[Brief]: Turn the stretch of the records from the very start through the line containing "title-class-value: : IX , [307,36,342,54]" into a JSON list of strings, one string per line, leaving out any blank lines.

***

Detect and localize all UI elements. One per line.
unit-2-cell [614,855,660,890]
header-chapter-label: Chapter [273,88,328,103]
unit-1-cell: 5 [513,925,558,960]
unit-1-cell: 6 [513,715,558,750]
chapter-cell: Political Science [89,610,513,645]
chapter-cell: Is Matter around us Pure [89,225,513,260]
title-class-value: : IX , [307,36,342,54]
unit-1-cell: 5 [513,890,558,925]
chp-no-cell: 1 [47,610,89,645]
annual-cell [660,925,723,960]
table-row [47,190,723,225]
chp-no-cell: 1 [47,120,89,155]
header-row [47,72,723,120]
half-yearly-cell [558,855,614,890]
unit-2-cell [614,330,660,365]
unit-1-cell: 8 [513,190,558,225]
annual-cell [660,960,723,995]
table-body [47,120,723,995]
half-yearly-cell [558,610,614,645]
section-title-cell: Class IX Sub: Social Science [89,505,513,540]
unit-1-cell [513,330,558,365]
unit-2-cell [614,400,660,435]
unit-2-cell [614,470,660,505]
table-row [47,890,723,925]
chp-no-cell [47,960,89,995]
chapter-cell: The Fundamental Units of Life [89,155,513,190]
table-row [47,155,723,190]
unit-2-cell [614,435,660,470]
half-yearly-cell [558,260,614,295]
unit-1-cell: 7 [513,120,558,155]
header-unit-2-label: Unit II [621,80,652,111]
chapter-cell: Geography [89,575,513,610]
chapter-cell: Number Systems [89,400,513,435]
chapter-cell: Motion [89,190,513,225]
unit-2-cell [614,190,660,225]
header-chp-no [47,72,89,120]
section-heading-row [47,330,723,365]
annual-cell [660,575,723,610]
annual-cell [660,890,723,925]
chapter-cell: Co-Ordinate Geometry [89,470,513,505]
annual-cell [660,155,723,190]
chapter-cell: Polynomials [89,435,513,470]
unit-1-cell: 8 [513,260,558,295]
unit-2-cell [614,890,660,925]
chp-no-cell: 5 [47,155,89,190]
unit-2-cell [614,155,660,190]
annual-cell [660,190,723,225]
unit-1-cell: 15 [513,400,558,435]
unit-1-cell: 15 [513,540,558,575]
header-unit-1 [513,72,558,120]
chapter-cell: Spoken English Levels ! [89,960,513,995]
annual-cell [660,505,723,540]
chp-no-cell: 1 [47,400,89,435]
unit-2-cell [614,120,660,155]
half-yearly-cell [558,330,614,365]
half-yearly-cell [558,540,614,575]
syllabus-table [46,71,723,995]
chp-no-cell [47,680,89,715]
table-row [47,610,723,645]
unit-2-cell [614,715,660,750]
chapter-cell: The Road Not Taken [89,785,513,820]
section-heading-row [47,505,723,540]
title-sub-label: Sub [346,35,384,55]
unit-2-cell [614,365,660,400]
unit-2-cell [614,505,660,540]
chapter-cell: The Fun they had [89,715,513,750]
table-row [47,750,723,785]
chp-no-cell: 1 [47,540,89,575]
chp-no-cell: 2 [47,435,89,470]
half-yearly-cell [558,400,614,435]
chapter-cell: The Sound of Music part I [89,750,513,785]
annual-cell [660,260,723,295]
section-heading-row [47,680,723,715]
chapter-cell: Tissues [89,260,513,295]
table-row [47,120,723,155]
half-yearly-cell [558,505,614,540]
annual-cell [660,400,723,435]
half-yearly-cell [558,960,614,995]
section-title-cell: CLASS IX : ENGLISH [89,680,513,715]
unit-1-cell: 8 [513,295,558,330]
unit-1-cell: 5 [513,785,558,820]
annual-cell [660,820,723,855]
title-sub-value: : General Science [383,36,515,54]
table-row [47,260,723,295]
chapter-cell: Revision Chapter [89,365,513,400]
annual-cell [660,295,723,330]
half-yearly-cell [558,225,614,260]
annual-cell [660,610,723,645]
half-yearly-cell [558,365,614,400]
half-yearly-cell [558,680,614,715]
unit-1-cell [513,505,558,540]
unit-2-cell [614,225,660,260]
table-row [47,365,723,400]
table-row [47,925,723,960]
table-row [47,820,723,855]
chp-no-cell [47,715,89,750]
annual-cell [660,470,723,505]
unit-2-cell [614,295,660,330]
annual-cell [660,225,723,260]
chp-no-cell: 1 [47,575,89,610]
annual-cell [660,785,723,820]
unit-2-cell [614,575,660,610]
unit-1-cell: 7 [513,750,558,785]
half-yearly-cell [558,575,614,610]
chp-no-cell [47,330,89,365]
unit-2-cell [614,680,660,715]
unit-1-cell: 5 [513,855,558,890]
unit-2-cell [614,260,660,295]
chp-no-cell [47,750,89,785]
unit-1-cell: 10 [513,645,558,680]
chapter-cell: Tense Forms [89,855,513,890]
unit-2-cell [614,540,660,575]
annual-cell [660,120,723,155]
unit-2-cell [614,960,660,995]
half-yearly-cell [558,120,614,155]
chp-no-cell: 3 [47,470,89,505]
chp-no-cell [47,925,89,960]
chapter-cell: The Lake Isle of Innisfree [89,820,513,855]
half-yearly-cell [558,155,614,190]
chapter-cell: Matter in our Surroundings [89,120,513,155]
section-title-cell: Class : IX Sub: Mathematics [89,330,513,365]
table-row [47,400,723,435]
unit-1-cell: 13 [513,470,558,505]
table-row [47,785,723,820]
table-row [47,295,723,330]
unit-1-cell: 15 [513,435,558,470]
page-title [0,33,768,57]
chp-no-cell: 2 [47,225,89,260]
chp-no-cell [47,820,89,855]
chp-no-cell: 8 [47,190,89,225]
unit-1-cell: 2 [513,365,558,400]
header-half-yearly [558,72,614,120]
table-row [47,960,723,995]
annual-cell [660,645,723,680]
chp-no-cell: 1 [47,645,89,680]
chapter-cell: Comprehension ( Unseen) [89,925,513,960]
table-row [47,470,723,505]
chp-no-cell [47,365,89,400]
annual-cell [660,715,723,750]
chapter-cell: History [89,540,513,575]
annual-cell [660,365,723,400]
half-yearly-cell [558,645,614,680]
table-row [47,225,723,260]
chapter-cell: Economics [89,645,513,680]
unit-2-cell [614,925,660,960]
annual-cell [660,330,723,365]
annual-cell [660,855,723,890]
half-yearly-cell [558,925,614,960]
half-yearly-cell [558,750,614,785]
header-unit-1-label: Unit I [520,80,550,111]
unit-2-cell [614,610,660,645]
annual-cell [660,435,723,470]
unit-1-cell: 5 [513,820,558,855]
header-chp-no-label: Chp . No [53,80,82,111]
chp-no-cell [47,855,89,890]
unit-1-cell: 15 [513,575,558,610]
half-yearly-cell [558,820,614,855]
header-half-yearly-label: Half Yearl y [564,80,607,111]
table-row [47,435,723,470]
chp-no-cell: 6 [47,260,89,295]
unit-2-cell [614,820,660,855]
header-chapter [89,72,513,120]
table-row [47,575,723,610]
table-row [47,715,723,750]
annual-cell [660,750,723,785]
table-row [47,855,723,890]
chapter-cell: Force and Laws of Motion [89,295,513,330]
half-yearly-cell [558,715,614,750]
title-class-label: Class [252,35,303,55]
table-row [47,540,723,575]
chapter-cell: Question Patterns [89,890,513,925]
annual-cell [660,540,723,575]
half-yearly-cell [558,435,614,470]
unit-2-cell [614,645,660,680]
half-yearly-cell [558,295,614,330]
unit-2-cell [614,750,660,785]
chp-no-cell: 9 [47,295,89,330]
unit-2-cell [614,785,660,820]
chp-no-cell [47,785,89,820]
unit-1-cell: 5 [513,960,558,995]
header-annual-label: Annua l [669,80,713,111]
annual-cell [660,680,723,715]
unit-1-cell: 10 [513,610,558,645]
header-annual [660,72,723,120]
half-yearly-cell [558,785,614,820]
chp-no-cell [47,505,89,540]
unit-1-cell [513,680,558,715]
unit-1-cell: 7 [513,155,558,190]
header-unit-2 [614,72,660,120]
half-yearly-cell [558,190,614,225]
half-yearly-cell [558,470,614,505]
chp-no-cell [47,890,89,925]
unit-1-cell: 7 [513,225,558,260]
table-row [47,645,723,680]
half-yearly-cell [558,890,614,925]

***

[Complete response]:
[
  "Detect and localize all UI elements. One per line.",
  "unit-2-cell [614,855,660,890]",
  "header-chapter-label: Chapter [273,88,328,103]",
  "unit-1-cell: 5 [513,925,558,960]",
  "unit-1-cell: 6 [513,715,558,750]",
  "chapter-cell: Political Science [89,610,513,645]",
  "chapter-cell: Is Matter around us Pure [89,225,513,260]",
  "title-class-value: : IX , [307,36,342,54]"
]